---------- AUSZUG ----------

Es ist 4:20 Uhr, viel zu früh zum Aufstehen, aber es geht heute von der Insel nach Hamburg mit vollem Programm. Ich habe mir den Wecker extra fünf Minuten früher gestellt, um ausgiebig zu duschen, wach zu werden mit dem warmen Wasser, das auf meinen Kopf rieselt, schier endlos! Den Luxus weiß ich wohl zu schätzen und dennoch habe mit meinem westlichen Wohlstandsdenken keine Ahnung, was er bedeutet. Im Zug lese ich erneut den Artikel von Christian Rommel, Abenteurer, der über 130 Länder bereiste, den er für uns vor ein paar Wochen in diesem heißen trockenen Sommer der erneuten Extreme geschrieben hat.

Sylt Hamburg

Lochuls Traum von Christian Rommel

39 Grad, Hitzerekord in Deutschland. Jetzt eine erfrischende Dusche. Herrlich, wie das kalte Wasser auf meinen Körper prasselt. Nach wenigen Minuten sind 50 Liter reines Trinkwasser in bester Qualität auf Nimmerwiedersehen im Abfluss verschwunden.

---------- DIE DATEN ----------

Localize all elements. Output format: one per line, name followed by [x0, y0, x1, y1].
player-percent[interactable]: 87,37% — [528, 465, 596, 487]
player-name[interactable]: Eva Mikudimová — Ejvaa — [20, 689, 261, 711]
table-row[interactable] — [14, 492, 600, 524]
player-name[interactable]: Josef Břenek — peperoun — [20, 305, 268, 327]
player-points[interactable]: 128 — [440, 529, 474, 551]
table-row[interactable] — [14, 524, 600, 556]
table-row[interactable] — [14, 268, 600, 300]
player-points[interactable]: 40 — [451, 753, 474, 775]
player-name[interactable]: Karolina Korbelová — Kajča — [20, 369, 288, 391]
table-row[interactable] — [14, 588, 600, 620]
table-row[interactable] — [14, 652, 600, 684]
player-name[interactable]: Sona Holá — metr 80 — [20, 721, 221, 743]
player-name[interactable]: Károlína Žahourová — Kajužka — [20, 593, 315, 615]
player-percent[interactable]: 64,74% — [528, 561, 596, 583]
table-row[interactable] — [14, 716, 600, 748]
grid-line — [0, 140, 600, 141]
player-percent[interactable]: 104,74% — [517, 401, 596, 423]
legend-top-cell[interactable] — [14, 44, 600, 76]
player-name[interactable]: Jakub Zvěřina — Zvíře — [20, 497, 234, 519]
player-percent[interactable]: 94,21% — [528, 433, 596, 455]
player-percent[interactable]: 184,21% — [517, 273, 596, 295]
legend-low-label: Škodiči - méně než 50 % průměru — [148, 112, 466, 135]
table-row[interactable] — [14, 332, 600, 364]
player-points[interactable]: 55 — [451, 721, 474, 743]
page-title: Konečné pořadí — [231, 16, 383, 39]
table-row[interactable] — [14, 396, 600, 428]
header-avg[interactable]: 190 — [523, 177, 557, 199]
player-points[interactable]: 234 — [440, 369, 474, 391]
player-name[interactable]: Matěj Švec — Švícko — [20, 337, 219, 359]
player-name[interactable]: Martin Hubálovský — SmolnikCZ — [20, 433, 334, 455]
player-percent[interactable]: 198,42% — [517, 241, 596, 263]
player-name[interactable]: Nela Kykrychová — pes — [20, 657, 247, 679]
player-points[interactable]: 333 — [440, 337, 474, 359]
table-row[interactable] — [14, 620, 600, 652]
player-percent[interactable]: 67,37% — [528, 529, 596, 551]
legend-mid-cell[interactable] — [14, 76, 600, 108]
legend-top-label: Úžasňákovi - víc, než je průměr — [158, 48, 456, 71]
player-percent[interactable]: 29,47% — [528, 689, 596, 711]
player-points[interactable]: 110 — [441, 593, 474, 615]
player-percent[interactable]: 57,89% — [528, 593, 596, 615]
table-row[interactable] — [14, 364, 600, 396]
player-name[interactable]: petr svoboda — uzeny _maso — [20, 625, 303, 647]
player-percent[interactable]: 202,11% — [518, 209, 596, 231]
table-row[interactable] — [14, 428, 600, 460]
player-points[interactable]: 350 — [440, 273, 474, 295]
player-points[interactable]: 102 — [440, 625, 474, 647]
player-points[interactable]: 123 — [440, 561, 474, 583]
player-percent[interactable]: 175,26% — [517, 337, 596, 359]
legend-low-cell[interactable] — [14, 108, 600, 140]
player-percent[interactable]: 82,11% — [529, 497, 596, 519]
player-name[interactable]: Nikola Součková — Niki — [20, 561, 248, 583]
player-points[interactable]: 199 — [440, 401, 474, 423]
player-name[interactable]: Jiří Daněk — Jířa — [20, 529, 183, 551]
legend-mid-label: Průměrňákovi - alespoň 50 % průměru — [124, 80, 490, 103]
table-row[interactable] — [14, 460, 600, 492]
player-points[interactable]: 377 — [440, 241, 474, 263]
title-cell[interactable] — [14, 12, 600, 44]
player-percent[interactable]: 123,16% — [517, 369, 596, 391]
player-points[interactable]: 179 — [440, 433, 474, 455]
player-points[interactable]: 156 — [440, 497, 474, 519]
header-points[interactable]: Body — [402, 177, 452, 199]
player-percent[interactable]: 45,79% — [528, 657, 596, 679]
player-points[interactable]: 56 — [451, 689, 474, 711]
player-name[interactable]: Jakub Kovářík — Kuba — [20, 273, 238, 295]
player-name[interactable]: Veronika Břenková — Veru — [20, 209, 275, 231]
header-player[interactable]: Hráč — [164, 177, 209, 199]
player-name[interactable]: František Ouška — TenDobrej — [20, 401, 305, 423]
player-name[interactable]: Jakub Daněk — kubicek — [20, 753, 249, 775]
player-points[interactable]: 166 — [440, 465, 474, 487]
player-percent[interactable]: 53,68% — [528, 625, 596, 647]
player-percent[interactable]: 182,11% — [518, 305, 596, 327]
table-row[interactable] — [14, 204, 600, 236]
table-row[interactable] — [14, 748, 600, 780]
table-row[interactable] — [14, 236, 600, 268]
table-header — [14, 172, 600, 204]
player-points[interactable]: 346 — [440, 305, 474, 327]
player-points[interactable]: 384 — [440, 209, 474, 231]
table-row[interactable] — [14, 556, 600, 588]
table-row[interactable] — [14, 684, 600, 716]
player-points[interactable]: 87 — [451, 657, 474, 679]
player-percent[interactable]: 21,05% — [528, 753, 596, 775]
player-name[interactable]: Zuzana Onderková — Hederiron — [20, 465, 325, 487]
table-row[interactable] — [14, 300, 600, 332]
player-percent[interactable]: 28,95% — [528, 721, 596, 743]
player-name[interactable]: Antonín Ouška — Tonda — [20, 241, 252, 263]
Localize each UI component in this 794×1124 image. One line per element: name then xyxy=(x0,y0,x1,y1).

----------
---------- DIE DATEN ----------

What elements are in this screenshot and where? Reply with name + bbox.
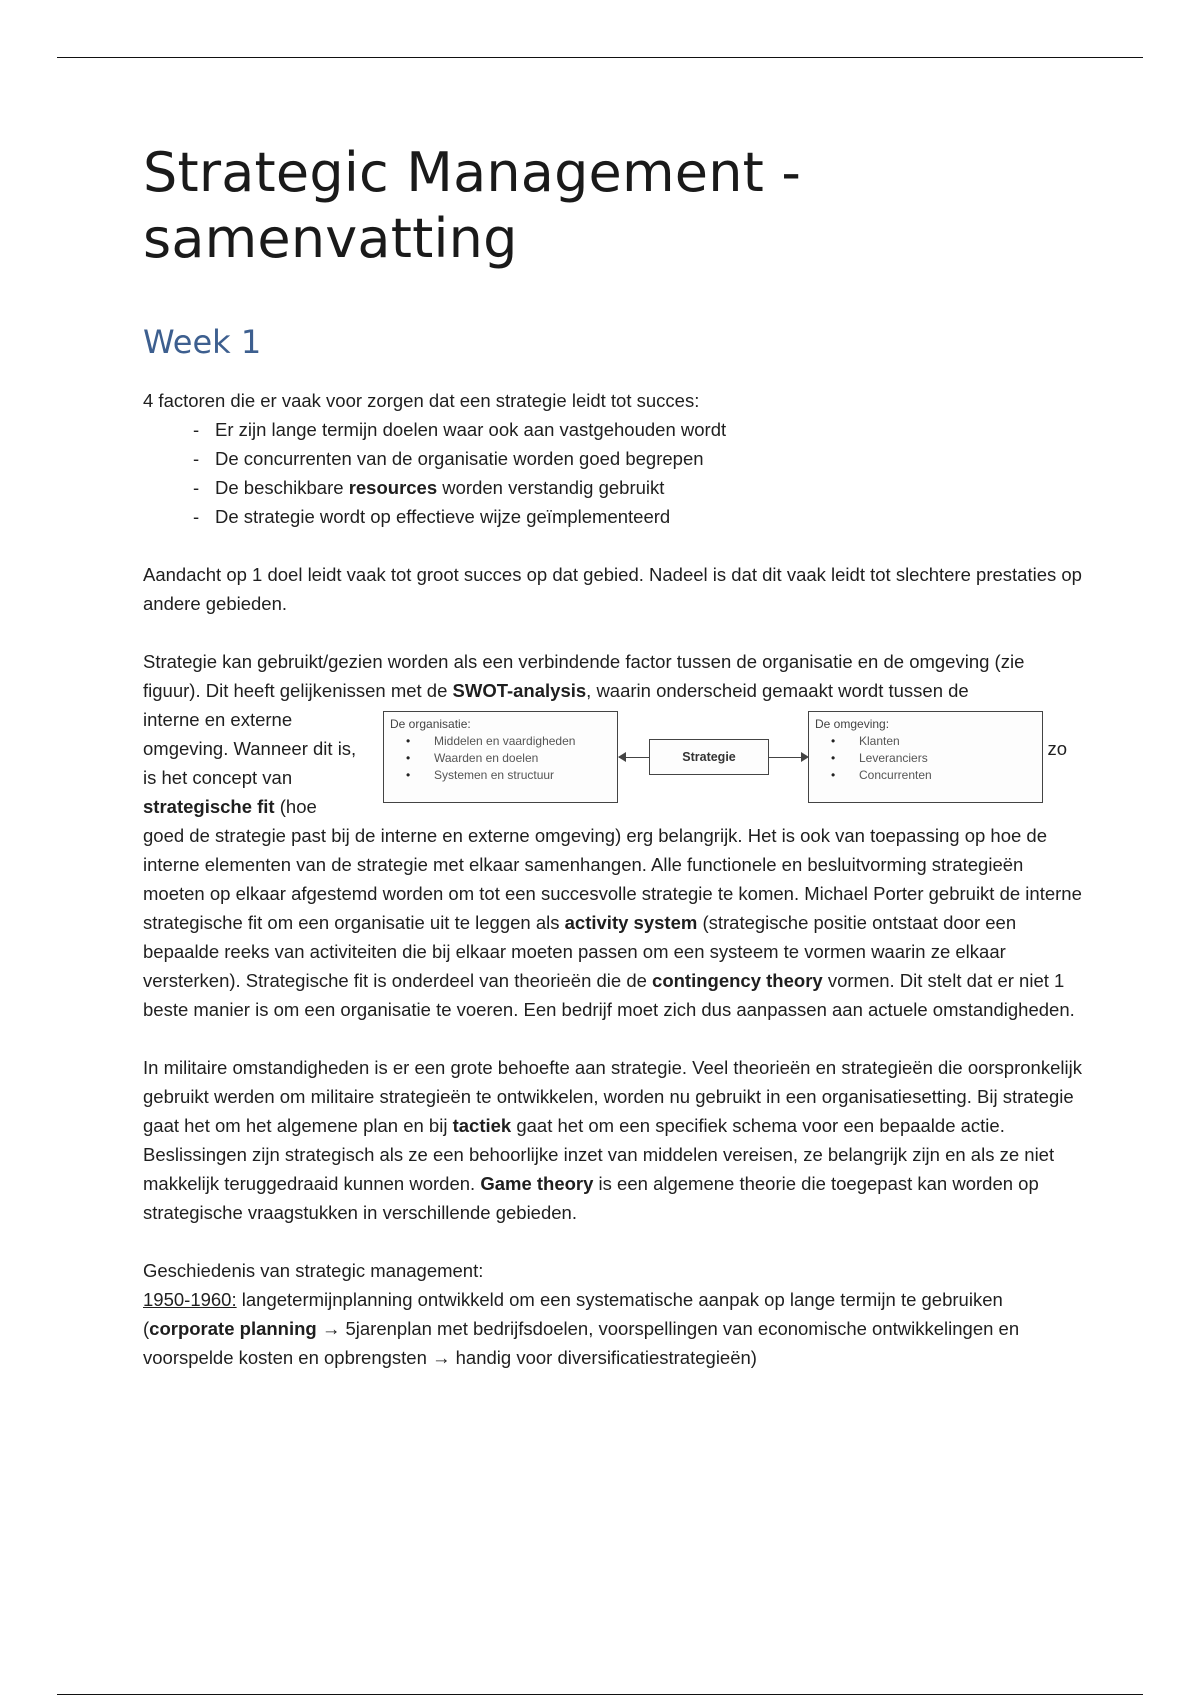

----------

### ANWEISUNGEN
A: Gib aus dem Auszug den Abschnitt wortgetreu wieder, der bei den Worten "Sylt Hamburg" beginnt und nach den Worten "im Abfluss verschwunden." endet.
B: Ersetze in den Datenzeilen "player-name" durch "player-label" und lass alles andere unverändert. Gib nur die Zeilen aus, beginnend mit der Zeile, die "Localize all elements." enthält, bis einschließlich der Zeile mit "table-row[interactable] — [14, 652, 600, 684]".

### LÖSUNGEN
A:
Sylt Hamburg

Lochuls Traum von Christian Rommel

39 Grad, Hitzerekord in Deutschland. Jetzt eine erfrischende Dusche. Herrlich, wie das kalte Wasser auf meinen Körper prasselt. Nach wenigen Minuten sind 50 Liter reines Trinkwasser in bester Qualität auf Nimmerwiedersehen im Abfluss verschwunden.

B:
Localize all elements. Output format: one per line, name followed by [x0, y0, x1, y1].
player-percent[interactable]: 87,37% — [528, 465, 596, 487]
player-label[interactable]: Eva Mikudimová — Ejvaa — [20, 689, 261, 711]
table-row[interactable] — [14, 492, 600, 524]
player-label[interactable]: Josef Břenek — peperoun — [20, 305, 268, 327]
player-points[interactable]: 128 — [440, 529, 474, 551]
table-row[interactable] — [14, 524, 600, 556]
table-row[interactable] — [14, 268, 600, 300]
player-points[interactable]: 40 — [451, 753, 474, 775]
player-label[interactable]: Karolina Korbelová — Kajča — [20, 369, 288, 391]
table-row[interactable] — [14, 588, 600, 620]
table-row[interactable] — [14, 652, 600, 684]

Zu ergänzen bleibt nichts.